[The request]: Exactly as written, retype the listing below, omitting the pictures.

[Records supplied start]

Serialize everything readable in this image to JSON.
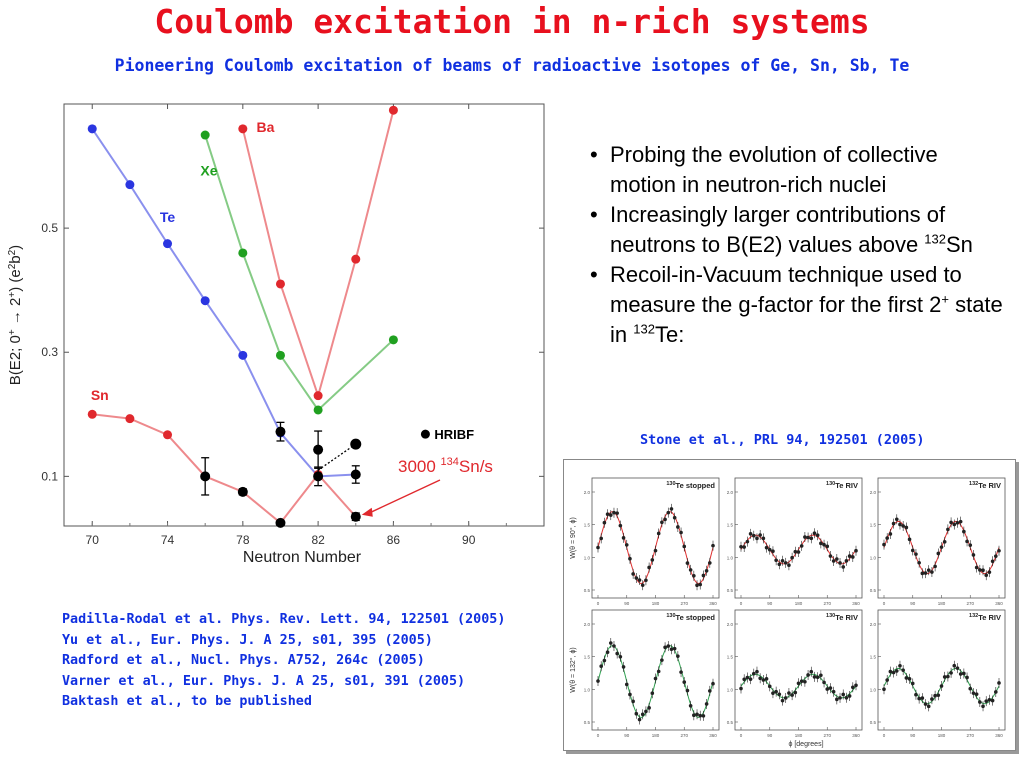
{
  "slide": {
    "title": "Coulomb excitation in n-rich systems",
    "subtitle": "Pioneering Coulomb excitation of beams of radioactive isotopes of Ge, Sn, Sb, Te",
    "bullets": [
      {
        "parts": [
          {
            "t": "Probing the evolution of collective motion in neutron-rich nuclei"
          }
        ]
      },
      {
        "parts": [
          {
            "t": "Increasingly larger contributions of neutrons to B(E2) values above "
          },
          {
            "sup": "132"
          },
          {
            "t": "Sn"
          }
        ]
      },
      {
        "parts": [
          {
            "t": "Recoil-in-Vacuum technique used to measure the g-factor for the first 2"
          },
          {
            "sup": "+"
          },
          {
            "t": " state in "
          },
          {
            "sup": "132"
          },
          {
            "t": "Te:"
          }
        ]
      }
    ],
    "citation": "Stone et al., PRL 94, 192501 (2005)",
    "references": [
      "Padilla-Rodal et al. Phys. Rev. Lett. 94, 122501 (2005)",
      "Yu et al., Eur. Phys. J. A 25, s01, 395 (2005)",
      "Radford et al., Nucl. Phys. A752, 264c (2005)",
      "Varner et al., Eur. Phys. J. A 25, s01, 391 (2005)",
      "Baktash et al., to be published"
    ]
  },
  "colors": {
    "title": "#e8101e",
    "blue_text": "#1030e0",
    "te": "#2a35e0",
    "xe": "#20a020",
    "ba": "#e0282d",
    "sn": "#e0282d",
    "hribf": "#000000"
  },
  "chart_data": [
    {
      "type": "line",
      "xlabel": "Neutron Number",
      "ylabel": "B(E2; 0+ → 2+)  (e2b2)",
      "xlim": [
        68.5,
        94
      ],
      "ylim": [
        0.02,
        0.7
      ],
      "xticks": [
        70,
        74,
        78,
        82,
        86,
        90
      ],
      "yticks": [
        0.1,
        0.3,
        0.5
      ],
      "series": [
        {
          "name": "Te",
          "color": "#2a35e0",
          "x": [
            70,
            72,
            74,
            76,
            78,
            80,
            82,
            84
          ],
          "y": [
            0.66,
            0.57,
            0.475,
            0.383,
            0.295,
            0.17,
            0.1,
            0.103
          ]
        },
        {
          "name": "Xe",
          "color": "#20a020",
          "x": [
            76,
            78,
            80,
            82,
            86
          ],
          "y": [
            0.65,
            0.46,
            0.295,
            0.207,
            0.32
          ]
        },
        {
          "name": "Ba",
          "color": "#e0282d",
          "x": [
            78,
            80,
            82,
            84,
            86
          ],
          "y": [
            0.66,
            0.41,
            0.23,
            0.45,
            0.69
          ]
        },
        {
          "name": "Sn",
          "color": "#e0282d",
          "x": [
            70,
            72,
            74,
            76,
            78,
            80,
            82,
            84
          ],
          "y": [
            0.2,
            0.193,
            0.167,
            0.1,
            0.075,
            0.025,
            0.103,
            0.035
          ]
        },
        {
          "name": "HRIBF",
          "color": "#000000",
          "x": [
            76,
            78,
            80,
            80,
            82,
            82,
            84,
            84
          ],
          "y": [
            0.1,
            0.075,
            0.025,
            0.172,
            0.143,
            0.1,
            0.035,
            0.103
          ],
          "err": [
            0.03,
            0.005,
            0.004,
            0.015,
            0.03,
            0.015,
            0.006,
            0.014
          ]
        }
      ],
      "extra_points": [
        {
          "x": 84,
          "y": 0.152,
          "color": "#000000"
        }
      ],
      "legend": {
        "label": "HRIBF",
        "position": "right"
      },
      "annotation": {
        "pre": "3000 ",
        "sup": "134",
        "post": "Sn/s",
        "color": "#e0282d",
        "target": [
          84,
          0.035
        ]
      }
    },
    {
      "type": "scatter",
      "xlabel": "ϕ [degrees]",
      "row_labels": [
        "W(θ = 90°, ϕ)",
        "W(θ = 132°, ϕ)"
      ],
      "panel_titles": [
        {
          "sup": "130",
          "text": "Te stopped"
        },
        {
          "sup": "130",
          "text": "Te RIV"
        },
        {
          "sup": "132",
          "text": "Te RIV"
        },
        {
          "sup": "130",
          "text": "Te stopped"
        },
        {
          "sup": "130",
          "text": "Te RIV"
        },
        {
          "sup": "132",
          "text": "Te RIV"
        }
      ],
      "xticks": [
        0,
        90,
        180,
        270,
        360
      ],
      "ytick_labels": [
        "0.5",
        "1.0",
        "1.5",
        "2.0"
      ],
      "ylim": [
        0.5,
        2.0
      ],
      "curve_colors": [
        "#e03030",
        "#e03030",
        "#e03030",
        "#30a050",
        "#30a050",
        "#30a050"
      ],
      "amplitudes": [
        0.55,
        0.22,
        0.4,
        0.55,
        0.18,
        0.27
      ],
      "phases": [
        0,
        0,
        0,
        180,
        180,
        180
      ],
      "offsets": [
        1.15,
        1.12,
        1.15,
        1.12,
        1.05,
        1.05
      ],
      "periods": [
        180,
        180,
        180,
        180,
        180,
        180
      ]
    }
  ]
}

[Records supplied end]

[Exercise result]:
Serialize everything readable in this image to JSON.
{
  "slide": {
    "title": "Coulomb excitation in n-rich systems",
    "subtitle": "Pioneering Coulomb excitation of beams of radioactive isotopes of Ge, Sn, Sb, Te",
    "bullets": [
      {
        "parts": [
          {
            "t": "Probing the evolution of collective motion in neutron-rich nuclei"
          }
        ]
      },
      {
        "parts": [
          {
            "t": "Increasingly larger contributions of neutrons to B(E2) values above "
          },
          {
            "sup": "132"
          },
          {
            "t": "Sn"
          }
        ]
      },
      {
        "parts": [
          {
            "t": "Recoil-in-Vacuum technique used to measure the g-factor for the first 2"
          },
          {
            "sup": "+"
          },
          {
            "t": " state in "
          },
          {
            "sup": "132"
          },
          {
            "t": "Te:"
          }
        ]
      }
    ],
    "citation": "Stone et al., PRL 94, 192501 (2005)",
    "references": [
      "Padilla-Rodal et al. Phys. Rev. Lett. 94, 122501 (2005)",
      "Yu et al., Eur. Phys. J. A 25, s01, 395 (2005)",
      "Radford et al., Nucl. Phys. A752, 264c (2005)",
      "Varner et al., Eur. Phys. J. A 25, s01, 391 (2005)",
      "Baktash et al., to be published"
    ]
  },
  "colors": {
    "title": "#e8101e",
    "blue_text": "#1030e0",
    "te": "#2a35e0",
    "xe": "#20a020",
    "ba": "#e0282d",
    "sn": "#e0282d",
    "hribf": "#000000"
  },
  "chart_data": [
    {
      "type": "line",
      "xlabel": "Neutron Number",
      "ylabel": "B(E2; 0+ → 2+)  (e2b2)",
      "xlim": [
        68.5,
        94
      ],
      "ylim": [
        0.02,
        0.7
      ],
      "xticks": [
        70,
        74,
        78,
        82,
        86,
        90
      ],
      "yticks": [
        0.1,
        0.3,
        0.5
      ],
      "series": [
        {
          "name": "Te",
          "color": "#2a35e0",
          "x": [
            70,
            72,
            74,
            76,
            78,
            80,
            82,
            84
          ],
          "y": [
            0.66,
            0.57,
            0.475,
            0.383,
            0.295,
            0.17,
            0.1,
            0.103
          ]
        },
        {
          "name": "Xe",
          "color": "#20a020",
          "x": [
            76,
            78,
            80,
            82,
            86
          ],
          "y": [
            0.65,
            0.46,
            0.295,
            0.207,
            0.32
          ]
        },
        {
          "name": "Ba",
          "color": "#e0282d",
          "x": [
            78,
            80,
            82,
            84,
            86
          ],
          "y": [
            0.66,
            0.41,
            0.23,
            0.45,
            0.69
          ]
        },
        {
          "name": "Sn",
          "color": "#e0282d",
          "x": [
            70,
            72,
            74,
            76,
            78,
            80,
            82,
            84
          ],
          "y": [
            0.2,
            0.193,
            0.167,
            0.1,
            0.075,
            0.025,
            0.103,
            0.035
          ]
        },
        {
          "name": "HRIBF",
          "color": "#000000",
          "x": [
            76,
            78,
            80,
            80,
            82,
            82,
            84,
            84
          ],
          "y": [
            0.1,
            0.075,
            0.025,
            0.172,
            0.143,
            0.1,
            0.035,
            0.103
          ],
          "err": [
            0.03,
            0.005,
            0.004,
            0.015,
            0.03,
            0.015,
            0.006,
            0.014
          ]
        }
      ],
      "extra_points": [
        {
          "x": 84,
          "y": 0.152,
          "color": "#000000"
        }
      ],
      "legend": {
        "label": "HRIBF",
        "position": "right"
      },
      "annotation": {
        "pre": "3000 ",
        "sup": "134",
        "post": "Sn/s",
        "color": "#e0282d",
        "target": [
          84,
          0.035
        ]
      }
    },
    {
      "type": "scatter",
      "xlabel": "ϕ [degrees]",
      "row_labels": [
        "W(θ = 90°, ϕ)",
        "W(θ = 132°, ϕ)"
      ],
      "panel_titles": [
        {
          "sup": "130",
          "text": "Te stopped"
        },
        {
          "sup": "130",
          "text": "Te RIV"
        },
        {
          "sup": "132",
          "text": "Te RIV"
        },
        {
          "sup": "130",
          "text": "Te stopped"
        },
        {
          "sup": "130",
          "text": "Te RIV"
        },
        {
          "sup": "132",
          "text": "Te RIV"
        }
      ],
      "xticks": [
        0,
        90,
        180,
        270,
        360
      ],
      "ytick_labels": [
        "0.5",
        "1.0",
        "1.5",
        "2.0"
      ],
      "ylim": [
        0.5,
        2.0
      ],
      "curve_colors": [
        "#e03030",
        "#e03030",
        "#e03030",
        "#30a050",
        "#30a050",
        "#30a050"
      ],
      "amplitudes": [
        0.55,
        0.22,
        0.4,
        0.55,
        0.18,
        0.27
      ],
      "phases": [
        0,
        0,
        0,
        180,
        180,
        180
      ],
      "offsets": [
        1.15,
        1.12,
        1.15,
        1.12,
        1.05,
        1.05
      ],
      "periods": [
        180,
        180,
        180,
        180,
        180,
        180
      ]
    }
  ]
}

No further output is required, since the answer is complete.